--- START ---
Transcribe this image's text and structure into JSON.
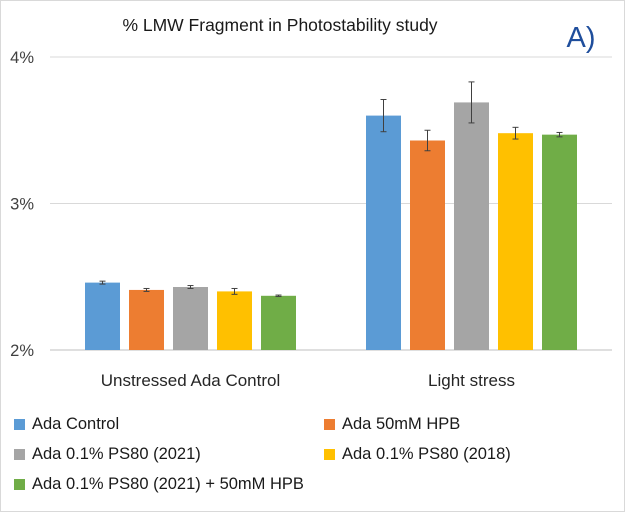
{
  "chart_data": {
    "type": "bar",
    "title": "% LMW Fragment in Photostability study",
    "panel_label": "A)",
    "categories": [
      "Unstressed Ada Control",
      "Light stress"
    ],
    "y_ticks": [
      "2%",
      "3%",
      "4%"
    ],
    "ylim": [
      2,
      4
    ],
    "xlabel": "",
    "ylabel": "",
    "grid": true,
    "legend_position": "bottom",
    "series": [
      {
        "name": "Ada Control",
        "color": "#5b9bd5",
        "values": [
          2.46,
          3.6
        ],
        "errors": [
          0.01,
          0.11
        ]
      },
      {
        "name": "Ada 50mM HPB",
        "color": "#ed7d31",
        "values": [
          2.41,
          3.43
        ],
        "errors": [
          0.01,
          0.07
        ]
      },
      {
        "name": "Ada 0.1% PS80 (2021)",
        "color": "#a5a5a5",
        "values": [
          2.43,
          3.69
        ],
        "errors": [
          0.01,
          0.14
        ]
      },
      {
        "name": "Ada 0.1% PS80 (2018)",
        "color": "#ffc000",
        "values": [
          2.4,
          3.48
        ],
        "errors": [
          0.02,
          0.04
        ]
      },
      {
        "name": "Ada 0.1% PS80 (2021) + 50mM HPB",
        "color": "#70ad47",
        "values": [
          2.37,
          3.47
        ],
        "errors": [
          0.005,
          0.015
        ]
      }
    ]
  }
}
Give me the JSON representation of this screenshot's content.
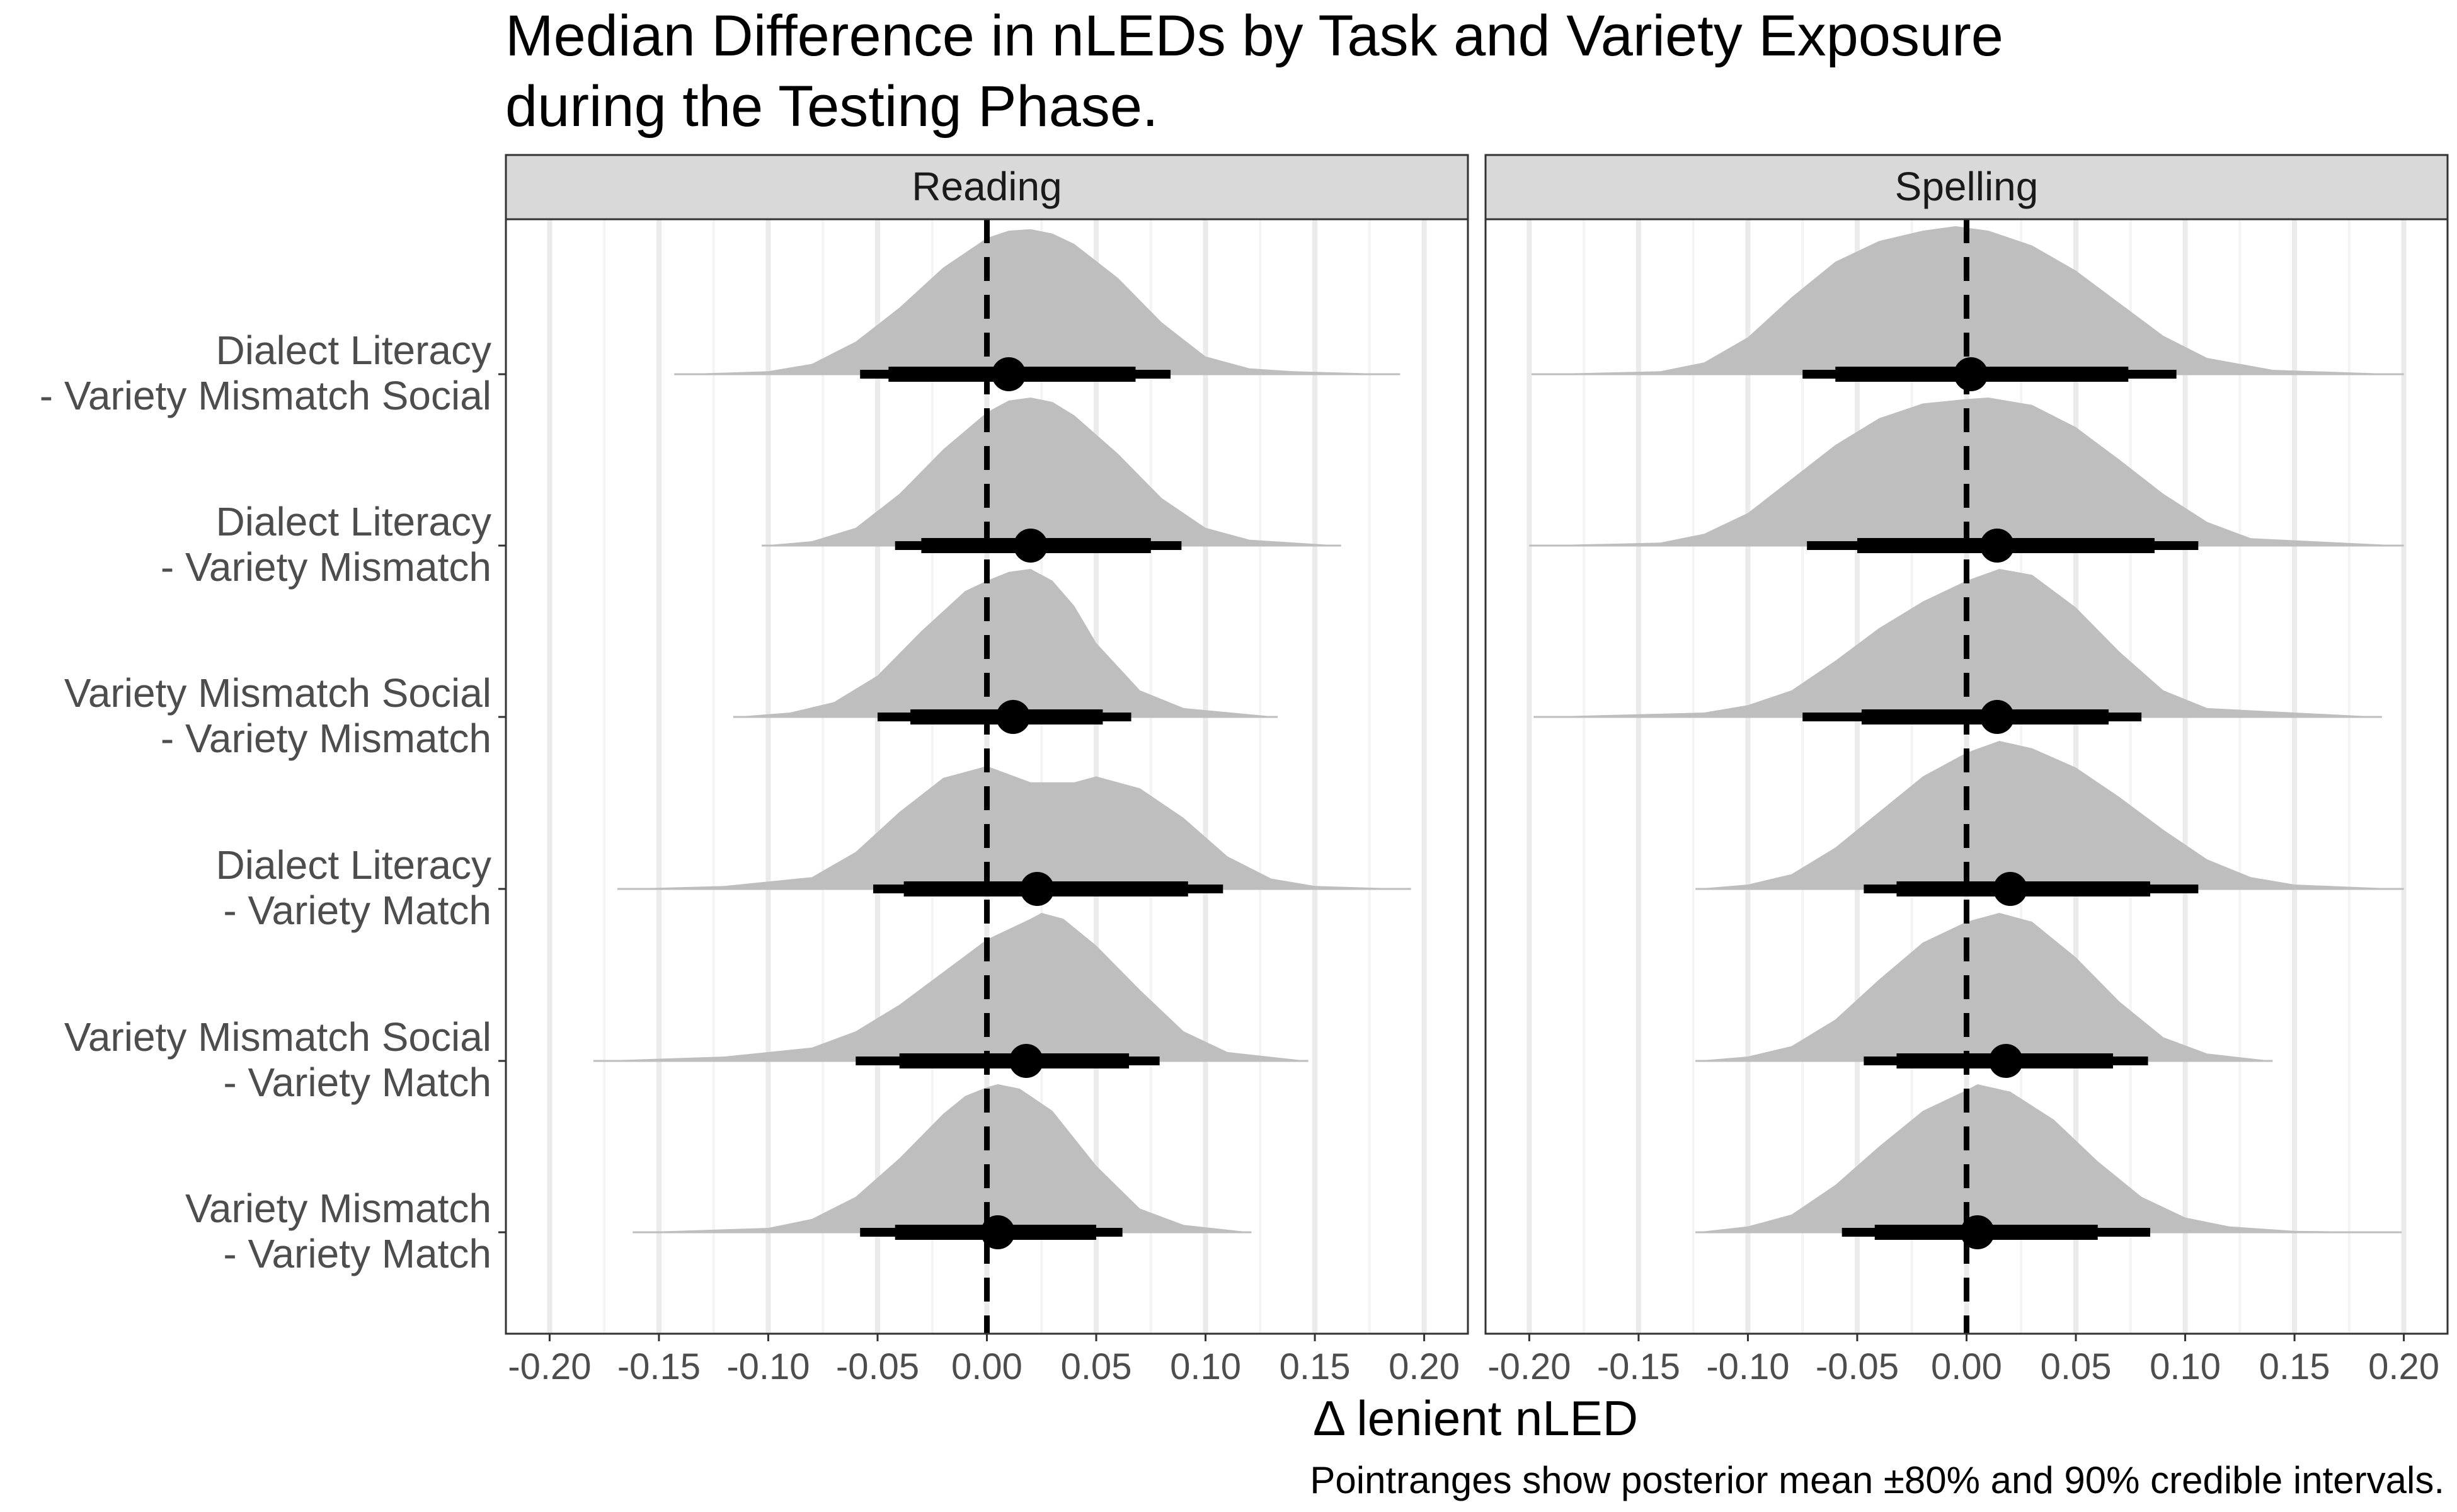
--- END ---
> [Task description]:
Return all lines of the material above in which the word "Control" occurs.

> [Solution to this exercise]:
      "Unstressed Ada Control",
        "name": "Ada Control",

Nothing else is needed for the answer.